GIVEN TASK: Locate the word "this" in the entries below, then gather every line that holds it.

↓↓↓

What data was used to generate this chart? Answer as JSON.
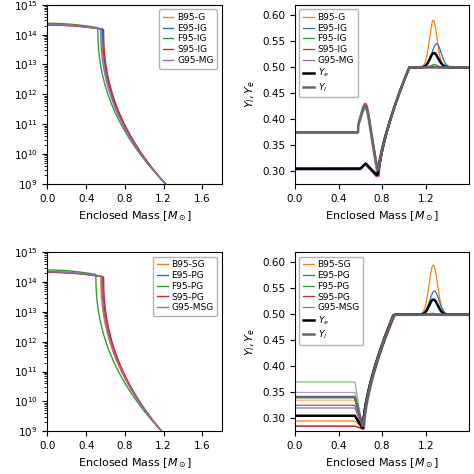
{
  "top_left": {
    "legend": [
      "B95-G",
      "E95-IG",
      "F95-IG",
      "S95-IG",
      "G95-MG"
    ],
    "colors": [
      "#ff7f0e",
      "#1f77b4",
      "#2ca02c",
      "#d62728",
      "#9467bd"
    ],
    "xlabel": "Enclosed Mass $[M_\\odot]$",
    "xlim": [
      0.0,
      1.8
    ],
    "ylim_log": [
      9,
      15
    ],
    "rho_breaks": [
      0.56,
      0.57,
      0.52,
      0.58,
      0.55
    ],
    "rho_top": [
      14.35,
      14.33,
      14.38,
      14.32,
      14.34
    ],
    "rho_end_x": [
      1.22,
      1.22,
      1.22,
      1.22,
      1.22
    ]
  },
  "top_right": {
    "legend_colors": [
      "B95-G",
      "E95-IG",
      "F95-IG",
      "S95-IG",
      "G95-MG"
    ],
    "legend_extra": [
      "$Y_e$",
      "$Y_l$"
    ],
    "colors": [
      "#ff7f0e",
      "#1f77b4",
      "#2ca02c",
      "#d62728",
      "#9467bd"
    ],
    "ylabel": "$Y_l, Y_e$",
    "xlabel": "Enclosed Mass $[M_\\odot]$",
    "xlim": [
      0.0,
      1.6
    ],
    "ylim": [
      0.275,
      0.62
    ]
  },
  "bottom_left": {
    "legend": [
      "B95-SG",
      "E95-PG",
      "F95-PG",
      "S95-PG",
      "G95-MSG"
    ],
    "colors": [
      "#ff7f0e",
      "#1f77b4",
      "#2ca02c",
      "#d62728",
      "#9467bd"
    ],
    "xlabel": "Enclosed Mass $[M_\\odot]$",
    "xlim": [
      0.0,
      1.8
    ],
    "ylim_log": [
      9,
      15
    ],
    "rho_breaks": [
      0.55,
      0.57,
      0.5,
      0.58,
      0.56
    ],
    "rho_top": [
      14.35,
      14.33,
      14.4,
      14.32,
      14.34
    ],
    "rho_end_x": [
      1.18,
      1.18,
      1.18,
      1.18,
      1.18
    ]
  },
  "bottom_right": {
    "legend_colors": [
      "B95-SG",
      "E95-PG",
      "F95-PG",
      "S95-PG",
      "G95-MSG"
    ],
    "legend_extra": [
      "$Y_e$",
      "$Y_l$"
    ],
    "colors": [
      "#ff7f0e",
      "#1f77b4",
      "#2ca02c",
      "#d62728",
      "#9467bd"
    ],
    "ylabel": "$Y_l, Y_e$",
    "xlabel": "Enclosed Mass $[M_\\odot]$",
    "xlim": [
      0.0,
      1.6
    ],
    "ylim": [
      0.275,
      0.62
    ]
  }
}
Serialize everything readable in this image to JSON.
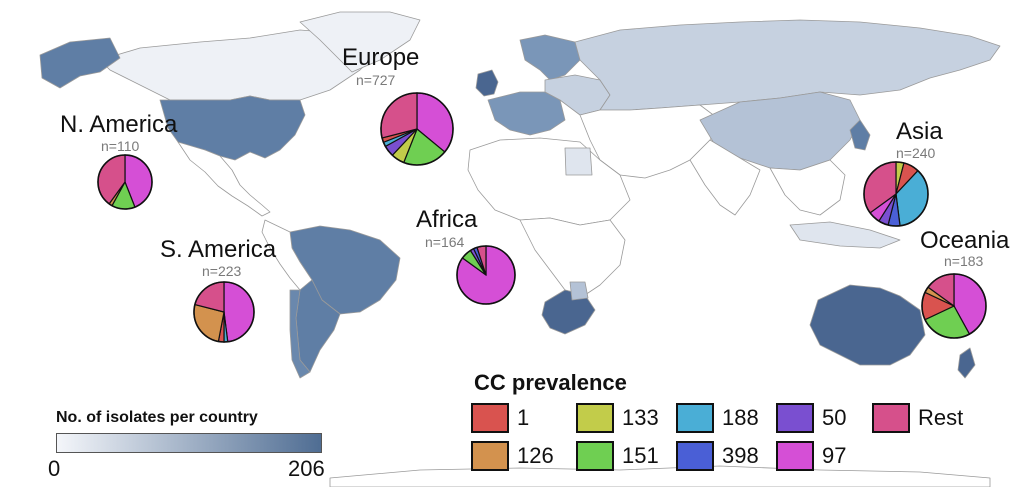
{
  "colors": {
    "ocean": "#ffffff",
    "land_none": "#ffffff",
    "country_border": "#9a9a9a",
    "scale_low": "#f4f6fa",
    "scale_high": "#4f6d93"
  },
  "cc_legend": {
    "title": "CC prevalence",
    "items": [
      {
        "label": "1",
        "color": "#d9534f"
      },
      {
        "label": "133",
        "color": "#c2cc4a"
      },
      {
        "label": "188",
        "color": "#4aaed6"
      },
      {
        "label": "50",
        "color": "#7a4fd0"
      },
      {
        "label": "Rest",
        "color": "#d6508b"
      },
      {
        "label": "126",
        "color": "#d3924e"
      },
      {
        "label": "151",
        "color": "#6fcf52"
      },
      {
        "label": "398",
        "color": "#4a5fd6"
      },
      {
        "label": "97",
        "color": "#d54fd6"
      }
    ]
  },
  "scale_legend": {
    "title": "No. of isolates per country",
    "min_label": "0",
    "max_label": "206"
  },
  "chart_data": {
    "type": "pie",
    "regions": [
      {
        "name": "Europe",
        "n_label": "n=727",
        "slices": [
          {
            "cc": "97",
            "value": 36
          },
          {
            "cc": "151",
            "value": 20
          },
          {
            "cc": "133",
            "value": 6
          },
          {
            "cc": "50",
            "value": 5
          },
          {
            "cc": "188",
            "value": 2
          },
          {
            "cc": "1",
            "value": 2
          },
          {
            "cc": "Rest",
            "value": 29
          }
        ]
      },
      {
        "name": "N. America",
        "n_label": "n=110",
        "slices": [
          {
            "cc": "97",
            "value": 44
          },
          {
            "cc": "151",
            "value": 14
          },
          {
            "cc": "126",
            "value": 2
          },
          {
            "cc": "Rest",
            "value": 40
          }
        ]
      },
      {
        "name": "S. America",
        "n_label": "n=223",
        "slices": [
          {
            "cc": "97",
            "value": 48
          },
          {
            "cc": "188",
            "value": 2
          },
          {
            "cc": "1",
            "value": 3
          },
          {
            "cc": "126",
            "value": 26
          },
          {
            "cc": "Rest",
            "value": 21
          }
        ]
      },
      {
        "name": "Africa",
        "n_label": "n=164",
        "slices": [
          {
            "cc": "97",
            "value": 85
          },
          {
            "cc": "151",
            "value": 6
          },
          {
            "cc": "50",
            "value": 2
          },
          {
            "cc": "398",
            "value": 2
          },
          {
            "cc": "Rest",
            "value": 5
          }
        ]
      },
      {
        "name": "Asia",
        "n_label": "n=240",
        "slices": [
          {
            "cc": "133",
            "value": 4
          },
          {
            "cc": "1",
            "value": 8
          },
          {
            "cc": "188",
            "value": 36
          },
          {
            "cc": "398",
            "value": 6
          },
          {
            "cc": "50",
            "value": 5
          },
          {
            "cc": "97",
            "value": 6
          },
          {
            "cc": "Rest",
            "value": 35
          }
        ]
      },
      {
        "name": "Oceania",
        "n_label": "n=183",
        "slices": [
          {
            "cc": "97",
            "value": 42
          },
          {
            "cc": "151",
            "value": 26
          },
          {
            "cc": "1",
            "value": 14
          },
          {
            "cc": "126",
            "value": 3
          },
          {
            "cc": "Rest",
            "value": 15
          }
        ]
      }
    ]
  }
}
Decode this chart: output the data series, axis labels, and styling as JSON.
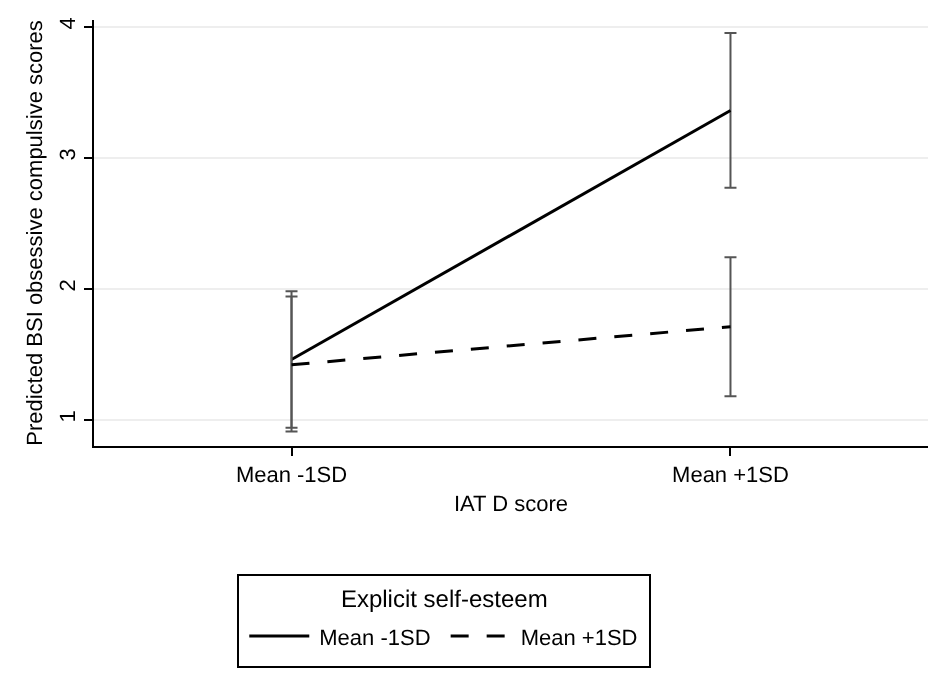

↑↑↑

COMPLETED EXERCISE:
What data was used to generate this chart? Answer as JSON.
Serialize everything readable in this image to JSON.
Decode this chart: output the data series, axis labels, and styling as JSON.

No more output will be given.